Exercise task 1 =>
From the records, copy the lines verbatim, from the line containing "user-avatar-icon[interactable] [304, 53, 326, 75]" through the line containing "home-indicator[interactable] [114, 711, 220, 715]", including both of those lines.

Page excerpt =>
----

Stuck? Lesson § "Common Pitfalls": "Confusing circle with parabola" and "Exponential is NOT a parabola" are both flagged.

3. Open-ended challenge — sketch from clues

This question has many valid answers. 4 marks

3.1 Five descriptions. For each: (i) name the curve, and (ii) write a possible equation that matches.

(a) Passes through $(0, -16)$, with $x$-intercepts at $\pm 4$.
(b) Closed loop, passes through $(0, 5)$ and $(5, 0)$, centred at the origin.
(c) Approaches but never touches $y = 0$, passes through $(0, 1)$ and $(1, 4)$.
(d) Two branches in Q2 and Q4, passes through $(2, -3)$.
(e) Parabola with axis of symmetry $x = -2$, $y$-intercept $(0, -3)$, opens DOWN with $a = -1$.

Stuck? (a) parabola through $\pm 4$ with $y$-int $-16$: $y = x^2 - 16$. (b) circle radius $5$. (c) exponential $y = 4^x$. (d) hyperbola $y = -6/x$. (e) $y = -(x + 2)^2 + k$, find $k$.

How did this worksheet feel?

What I'll revisit before next class:

Answers — Do not peek before attempting

1.1 — Five identifications

(a) Parabola, vertex $(1, -9)$ MIN.
(b) Circle, centre $(0, 0)$, radius $10$.
(c) Exponential growth, $y$-intercept $(0, 1)$, asymptote $y = 0$.
(d) Hyperbola, $k = -8 < 0 \Rightarrow$ branches in Q2 and Q4, asymptotes the axes.
(e) Linear (horizontal line), $y$-intercept $(0, 3)$, gradient $0$.

1.2 — Parabola $y = x^2 - 6x + 8$

(a) Product $8$, sum $-6$: try $-2, -4$. $(x - 2)(x - 4) = 0 \Rightarrow x = 2$ or $x = 4$.

----

Data excerpts =>
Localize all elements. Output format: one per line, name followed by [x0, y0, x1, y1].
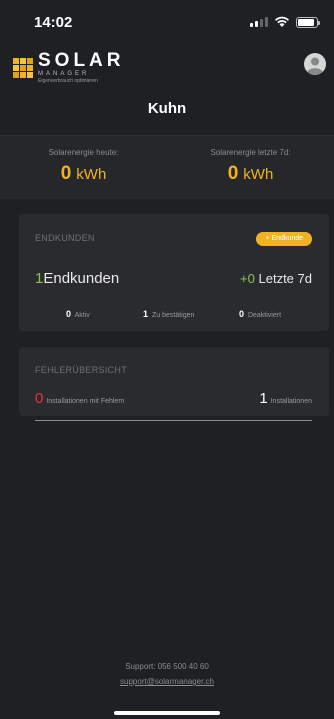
user-avatar-icon[interactable] [304, 53, 326, 75]
stat-aktiv: 0 Aktiv [66, 309, 90, 319]
endkunden-count-label: Endkunden [43, 270, 120, 287]
app-header: SOLAR MANAGER Eigenverbrauch optimieren … [0, 44, 334, 135]
page-title: Kuhn [147, 100, 187, 117]
stat-zu-bestaetigen-value: 1 [143, 309, 149, 319]
home-indicator[interactable] [114, 711, 220, 715]
endkunden-recent: +0 Letzte 7d [240, 271, 312, 286]
energy-today-number: 0 [60, 163, 72, 184]
solar-panel-icon [13, 58, 33, 78]
stat-deaktiviert-label: Deaktiviert [247, 312, 282, 319]
logo-subtitle: MANAGER [38, 71, 90, 77]
support-phone: Support: 056 500 40 60 [125, 662, 209, 671]
energy-week-value: 0 kWh [167, 163, 334, 185]
stat-zu-bestaetigen-label: Zu bestätigen [151, 312, 195, 319]
solar-manager-logo: SOLAR MANAGER Eigenverbrauch optimieren [12, 50, 125, 84]
fehler-error-label: Installationen mit Fehlern [46, 398, 125, 405]
fehler-heading: FEHLERÜBERSICHT [35, 365, 128, 375]
endkunden-heading: ENDKUNDEN [35, 233, 95, 243]
endkunden-card[interactable]: ENDKUNDEN + Endkunde 1Endkunden +0 Letzt… [19, 214, 329, 331]
endkunden-recent-value: +0 [240, 271, 255, 286]
endkunden-recent-label: Letzte 7d [258, 271, 313, 286]
status-icons [250, 16, 320, 28]
fehler-installations-with-errors: 0 Installationen mit Fehlern [35, 390, 125, 407]
support-email-link[interactable]: support@solarmanager.ch [0, 677, 334, 686]
fehleruebersicht-card[interactable]: FEHLERÜBERSICHT 0 Installationen mit Fehl… [19, 347, 329, 421]
energy-week-label: Solarenergie letzte 7d: [210, 148, 291, 157]
cellular-signal-icon [250, 17, 268, 27]
endkunden-count: 1Endkunden [35, 270, 119, 287]
fehler-error-count: 0 [35, 390, 44, 407]
energy-today-label: Solarenergie heute: [48, 148, 119, 157]
fehler-total-count: 1 [259, 390, 268, 407]
stat-aktiv-label: Aktiv [74, 312, 90, 319]
battery-icon [296, 16, 320, 28]
wifi-icon [275, 16, 289, 27]
stat-deaktiviert-value: 0 [239, 309, 245, 319]
energy-today-value: 0 kWh [0, 163, 167, 185]
add-endkunde-button[interactable]: + Endkunde [256, 232, 312, 246]
logo-tagline: Eigenverbrauch optimieren [38, 78, 98, 84]
fehler-progress-line [35, 420, 312, 421]
status-bar: 14:02 [0, 0, 334, 44]
energy-week: Solarenergie letzte 7d: 0 kWh [167, 148, 334, 185]
fehler-installations-total: 1 Installationen [259, 390, 312, 407]
stat-deaktiviert: 0 Deaktiviert [239, 309, 281, 319]
energy-week-number: 0 [227, 163, 239, 184]
energy-today-unit: kWh [76, 166, 107, 183]
stat-aktiv-value: 0 [66, 309, 72, 319]
fehler-total-label: Installationen [270, 398, 312, 405]
support-footer: Support: 056 500 40 60 support@solarmana… [0, 662, 334, 686]
energy-summary: Solarenergie heute: 0 kWh Solarenergie l… [0, 135, 334, 199]
stat-zu-bestaetigen: 1 Zu bestätigen [143, 309, 194, 319]
logo-title: SOLAR [38, 50, 125, 71]
energy-today: Solarenergie heute: 0 kWh [0, 148, 167, 185]
status-time: 14:02 [34, 13, 73, 31]
energy-week-unit: kWh [243, 166, 274, 183]
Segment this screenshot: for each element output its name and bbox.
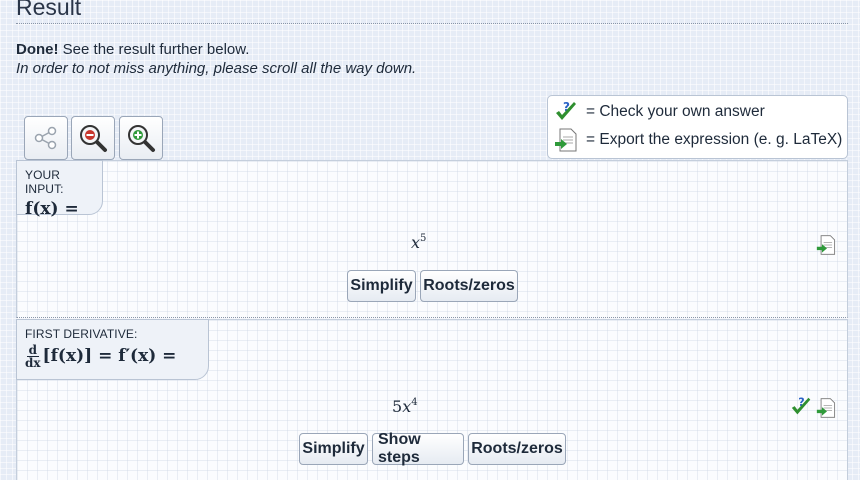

----

Exercise task 2 =>
Answer these questions about the worksheet excerpt, one per line:
(a) How many marks is the open-ended challenge worth?
(b) What radius is given for the circle in answer 1.1 (b)?
(c) Which values of $x$ are found in answer 1.2 (a)?

Full answer 1 =>
user-avatar-icon[interactable] [304, 53, 326, 75]
stat-aktiv: 0 Aktiv [66, 309, 90, 319]
endkunden-count-label: Endkunden [43, 270, 120, 287]
app-header: SOLAR MANAGER Eigenverbrauch optimieren … [0, 44, 334, 135]
page-title: Kuhn [147, 100, 187, 117]
stat-zu-bestaetigen-value: 1 [143, 309, 149, 319]
home-indicator[interactable] [114, 711, 220, 715]

Full answer 2 =>
(a) 4 marks
(b) $10$
(c) $x = 2$ or $x = 4$